Task:
The records that follow need to be output exactly as they are.

Figure record extracts:
——

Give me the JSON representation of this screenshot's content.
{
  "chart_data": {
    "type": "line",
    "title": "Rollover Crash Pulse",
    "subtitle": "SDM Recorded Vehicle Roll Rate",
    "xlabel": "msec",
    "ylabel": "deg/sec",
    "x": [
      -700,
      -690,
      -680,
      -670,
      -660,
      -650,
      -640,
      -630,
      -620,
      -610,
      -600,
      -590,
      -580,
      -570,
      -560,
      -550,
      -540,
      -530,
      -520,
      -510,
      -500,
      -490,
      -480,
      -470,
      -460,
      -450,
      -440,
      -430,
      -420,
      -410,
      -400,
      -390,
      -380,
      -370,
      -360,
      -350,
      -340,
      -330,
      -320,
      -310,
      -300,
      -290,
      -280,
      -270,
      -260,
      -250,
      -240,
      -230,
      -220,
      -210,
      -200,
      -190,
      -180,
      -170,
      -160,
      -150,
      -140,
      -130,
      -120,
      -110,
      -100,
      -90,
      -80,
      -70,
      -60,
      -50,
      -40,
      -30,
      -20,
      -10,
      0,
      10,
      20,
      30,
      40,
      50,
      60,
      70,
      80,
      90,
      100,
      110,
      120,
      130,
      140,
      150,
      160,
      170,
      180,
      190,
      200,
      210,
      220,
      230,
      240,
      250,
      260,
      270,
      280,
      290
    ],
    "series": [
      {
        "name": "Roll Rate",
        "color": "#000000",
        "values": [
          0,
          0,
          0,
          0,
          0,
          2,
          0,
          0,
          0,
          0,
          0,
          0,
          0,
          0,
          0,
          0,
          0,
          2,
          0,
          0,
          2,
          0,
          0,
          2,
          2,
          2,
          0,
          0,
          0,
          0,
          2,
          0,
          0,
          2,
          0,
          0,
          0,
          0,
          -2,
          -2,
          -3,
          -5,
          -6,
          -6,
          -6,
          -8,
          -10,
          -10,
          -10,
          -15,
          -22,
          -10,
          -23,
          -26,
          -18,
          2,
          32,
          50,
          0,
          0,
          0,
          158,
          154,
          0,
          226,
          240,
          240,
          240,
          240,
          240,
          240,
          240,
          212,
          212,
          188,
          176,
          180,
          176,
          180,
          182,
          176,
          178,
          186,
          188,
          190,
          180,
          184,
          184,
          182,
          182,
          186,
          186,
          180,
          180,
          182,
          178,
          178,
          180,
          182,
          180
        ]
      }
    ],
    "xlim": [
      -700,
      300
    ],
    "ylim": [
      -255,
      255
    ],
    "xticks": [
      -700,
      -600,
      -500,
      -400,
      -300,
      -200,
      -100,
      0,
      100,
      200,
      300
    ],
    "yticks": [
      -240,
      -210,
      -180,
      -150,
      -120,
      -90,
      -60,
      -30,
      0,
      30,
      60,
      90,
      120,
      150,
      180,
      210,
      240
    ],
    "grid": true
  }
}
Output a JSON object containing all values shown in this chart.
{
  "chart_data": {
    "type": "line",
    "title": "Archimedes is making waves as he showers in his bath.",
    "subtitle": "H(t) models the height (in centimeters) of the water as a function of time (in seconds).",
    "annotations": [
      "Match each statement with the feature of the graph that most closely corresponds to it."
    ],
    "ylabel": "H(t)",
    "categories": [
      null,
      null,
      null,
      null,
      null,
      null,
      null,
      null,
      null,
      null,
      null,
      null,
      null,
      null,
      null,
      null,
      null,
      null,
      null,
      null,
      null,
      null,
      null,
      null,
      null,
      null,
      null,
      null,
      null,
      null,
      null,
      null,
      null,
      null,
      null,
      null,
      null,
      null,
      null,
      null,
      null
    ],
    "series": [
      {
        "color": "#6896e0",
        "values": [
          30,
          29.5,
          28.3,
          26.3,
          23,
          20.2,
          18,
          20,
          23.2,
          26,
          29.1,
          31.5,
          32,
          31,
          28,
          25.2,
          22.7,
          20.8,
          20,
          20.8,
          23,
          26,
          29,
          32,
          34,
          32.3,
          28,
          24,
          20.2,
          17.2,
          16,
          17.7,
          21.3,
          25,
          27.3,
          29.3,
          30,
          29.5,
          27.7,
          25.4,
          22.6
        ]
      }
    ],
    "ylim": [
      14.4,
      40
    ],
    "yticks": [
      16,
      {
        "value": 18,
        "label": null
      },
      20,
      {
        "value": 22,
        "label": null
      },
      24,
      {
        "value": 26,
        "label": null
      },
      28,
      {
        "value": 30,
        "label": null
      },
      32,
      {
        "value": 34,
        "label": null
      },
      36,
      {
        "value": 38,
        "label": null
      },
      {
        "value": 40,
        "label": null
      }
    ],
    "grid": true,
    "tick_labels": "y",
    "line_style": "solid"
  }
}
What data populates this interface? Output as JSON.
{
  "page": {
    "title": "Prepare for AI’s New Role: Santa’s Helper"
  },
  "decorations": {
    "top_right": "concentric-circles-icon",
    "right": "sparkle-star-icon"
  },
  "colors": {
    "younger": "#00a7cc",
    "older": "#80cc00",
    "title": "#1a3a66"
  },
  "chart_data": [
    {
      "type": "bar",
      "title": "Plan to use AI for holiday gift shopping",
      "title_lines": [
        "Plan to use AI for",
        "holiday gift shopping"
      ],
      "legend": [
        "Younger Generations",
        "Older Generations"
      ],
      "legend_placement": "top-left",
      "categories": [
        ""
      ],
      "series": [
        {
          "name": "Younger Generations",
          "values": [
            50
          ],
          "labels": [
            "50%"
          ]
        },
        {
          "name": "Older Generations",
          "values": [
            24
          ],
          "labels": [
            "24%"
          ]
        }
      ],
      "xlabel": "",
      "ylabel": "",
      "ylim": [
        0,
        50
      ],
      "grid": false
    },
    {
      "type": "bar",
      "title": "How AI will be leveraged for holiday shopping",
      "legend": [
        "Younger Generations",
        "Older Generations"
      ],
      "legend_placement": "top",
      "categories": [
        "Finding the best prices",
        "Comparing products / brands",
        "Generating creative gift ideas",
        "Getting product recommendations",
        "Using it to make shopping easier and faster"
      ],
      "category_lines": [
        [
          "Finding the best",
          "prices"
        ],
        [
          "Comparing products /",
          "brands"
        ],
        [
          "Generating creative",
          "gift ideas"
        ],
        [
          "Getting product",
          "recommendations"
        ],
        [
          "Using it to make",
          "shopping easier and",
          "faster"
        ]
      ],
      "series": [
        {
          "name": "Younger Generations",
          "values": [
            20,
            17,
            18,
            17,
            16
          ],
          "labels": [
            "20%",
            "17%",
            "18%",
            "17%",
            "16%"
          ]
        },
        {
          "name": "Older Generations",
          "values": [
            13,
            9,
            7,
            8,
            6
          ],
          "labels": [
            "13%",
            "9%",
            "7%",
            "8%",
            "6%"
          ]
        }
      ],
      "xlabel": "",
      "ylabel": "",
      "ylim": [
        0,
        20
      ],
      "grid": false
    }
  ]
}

——

Response to the task:
Give me the JSON representation of this screenshot's content.
{
  "chart_data": {
    "type": "line",
    "title": "Rollover Crash Pulse",
    "subtitle": "SDM Recorded Vehicle Roll Rate",
    "xlabel": "msec",
    "ylabel": "deg/sec",
    "x": [
      -700,
      -690,
      -680,
      -670,
      -660,
      -650,
      -640,
      -630,
      -620,
      -610,
      -600,
      -590,
      -580,
      -570,
      -560,
      -550,
      -540,
      -530,
      -520,
      -510,
      -500,
      -490,
      -480,
      -470,
      -460,
      -450,
      -440,
      -430,
      -420,
      -410,
      -400,
      -390,
      -380,
      -370,
      -360,
      -350,
      -340,
      -330,
      -320,
      -310,
      -300,
      -290,
      -280,
      -270,
      -260,
      -250,
      -240,
      -230,
      -220,
      -210,
      -200,
      -190,
      -180,
      -170,
      -160,
      -150,
      -140,
      -130,
      -120,
      -110,
      -100,
      -90,
      -80,
      -70,
      -60,
      -50,
      -40,
      -30,
      -20,
      -10,
      0,
      10,
      20,
      30,
      40,
      50,
      60,
      70,
      80,
      90,
      100,
      110,
      120,
      130,
      140,
      150,
      160,
      170,
      180,
      190,
      200,
      210,
      220,
      230,
      240,
      250,
      260,
      270,
      280,
      290
    ],
    "series": [
      {
        "name": "Roll Rate",
        "color": "#000000",
        "values": [
          0,
          0,
          0,
          0,
          0,
          2,
          0,
          0,
          0,
          0,
          0,
          0,
          0,
          0,
          0,
          0,
          0,
          2,
          0,
          0,
          2,
          0,
          0,
          2,
          2,
          2,
          0,
          0,
          0,
          0,
          2,
          0,
          0,
          2,
          0,
          0,
          0,
          0,
          -2,
          -2,
          -3,
          -5,
          -6,
          -6,
          -6,
          -8,
          -10,
          -10,
          -10,
          -15,
          -22,
          -10,
          -23,
          -26,
          -18,
          2,
          32,
          50,
          0,
          0,
          0,
          158,
          154,
          0,
          226,
          240,
          240,
          240,
          240,
          240,
          240,
          240,
          212,
          212,
          188,
          176,
          180,
          176,
          180,
          182,
          176,
          178,
          186,
          188,
          190,
          180,
          184,
          184,
          182,
          182,
          186,
          186,
          180,
          180,
          182,
          178,
          178,
          180,
          182,
          180
        ]
      }
    ],
    "xlim": [
      -700,
      300
    ],
    "ylim": [
      -255,
      255
    ],
    "xticks": [
      -700,
      -600,
      -500,
      -400,
      -300,
      -200,
      -100,
      0,
      100,
      200,
      300
    ],
    "yticks": [
      -240,
      -210,
      -180,
      -150,
      -120,
      -90,
      -60,
      -30,
      0,
      30,
      60,
      90,
      120,
      150,
      180,
      210,
      240
    ],
    "grid": true
  }
}
Output a JSON object containing all values shown in this chart.
{
  "chart_data": {
    "type": "line",
    "title": "Archimedes is making waves as he showers in his bath.",
    "subtitle": "H(t) models the height (in centimeters) of the water as a function of time (in seconds).",
    "annotations": [
      "Match each statement with the feature of the graph that most closely corresponds to it."
    ],
    "ylabel": "H(t)",
    "categories": [
      null,
      null,
      null,
      null,
      null,
      null,
      null,
      null,
      null,
      null,
      null,
      null,
      null,
      null,
      null,
      null,
      null,
      null,
      null,
      null,
      null,
      null,
      null,
      null,
      null,
      null,
      null,
      null,
      null,
      null,
      null,
      null,
      null,
      null,
      null,
      null,
      null,
      null,
      null,
      null,
      null
    ],
    "series": [
      {
        "color": "#6896e0",
        "values": [
          30,
          29.5,
          28.3,
          26.3,
          23,
          20.2,
          18,
          20,
          23.2,
          26,
          29.1,
          31.5,
          32,
          31,
          28,
          25.2,
          22.7,
          20.8,
          20,
          20.8,
          23,
          26,
          29,
          32,
          34,
          32.3,
          28,
          24,
          20.2,
          17.2,
          16,
          17.7,
          21.3,
          25,
          27.3,
          29.3,
          30,
          29.5,
          27.7,
          25.4,
          22.6
        ]
      }
    ],
    "ylim": [
      14.4,
      40
    ],
    "yticks": [
      16,
      {
        "value": 18,
        "label": null
      },
      20,
      {
        "value": 22,
        "label": null
      },
      24,
      {
        "value": 26,
        "label": null
      },
      28,
      {
        "value": 30,
        "label": null
      },
      32,
      {
        "value": 34,
        "label": null
      },
      36,
      {
        "value": 38,
        "label": null
      },
      {
        "value": 40,
        "label": null
      }
    ],
    "grid": true,
    "tick_labels": "y",
    "line_style": "solid"
  }
}
What data populates this interface? Output as JSON.
{
  "page": {
    "title": "Prepare for AI’s New Role: Santa’s Helper"
  },
  "decorations": {
    "top_right": "concentric-circles-icon",
    "right": "sparkle-star-icon"
  },
  "colors": {
    "younger": "#00a7cc",
    "older": "#80cc00",
    "title": "#1a3a66"
  },
  "chart_data": [
    {
      "type": "bar",
      "title": "Plan to use AI for holiday gift shopping",
      "title_lines": [
        "Plan to use AI for",
        "holiday gift shopping"
      ],
      "legend": [
        "Younger Generations",
        "Older Generations"
      ],
      "legend_placement": "top-left",
      "categories": [
        ""
      ],
      "series": [
        {
          "name": "Younger Generations",
          "values": [
            50
          ],
          "labels": [
            "50%"
          ]
        },
        {
          "name": "Older Generations",
          "values": [
            24
          ],
          "labels": [
            "24%"
          ]
        }
      ],
      "xlabel": "",
      "ylabel": "",
      "ylim": [
        0,
        50
      ],
      "grid": false
    },
    {
      "type": "bar",
      "title": "How AI will be leveraged for holiday shopping",
      "legend": [
        "Younger Generations",
        "Older Generations"
      ],
      "legend_placement": "top",
      "categories": [
        "Finding the best prices",
        "Comparing products / brands",
        "Generating creative gift ideas",
        "Getting product recommendations",
        "Using it to make shopping easier and faster"
      ],
      "category_lines": [
        [
          "Finding the best",
          "prices"
        ],
        [
          "Comparing products /",
          "brands"
        ],
        [
          "Generating creative",
          "gift ideas"
        ],
        [
          "Getting product",
          "recommendations"
        ],
        [
          "Using it to make",
          "shopping easier and",
          "faster"
        ]
      ],
      "series": [
        {
          "name": "Younger Generations",
          "values": [
            20,
            17,
            18,
            17,
            16
          ],
          "labels": [
            "20%",
            "17%",
            "18%",
            "17%",
            "16%"
          ]
        },
        {
          "name": "Older Generations",
          "values": [
            13,
            9,
            7,
            8,
            6
          ],
          "labels": [
            "13%",
            "9%",
            "7%",
            "8%",
            "6%"
          ]
        }
      ],
      "xlabel": "",
      "ylabel": "",
      "ylim": [
        0,
        20
      ],
      "grid": false
    }
  ]
}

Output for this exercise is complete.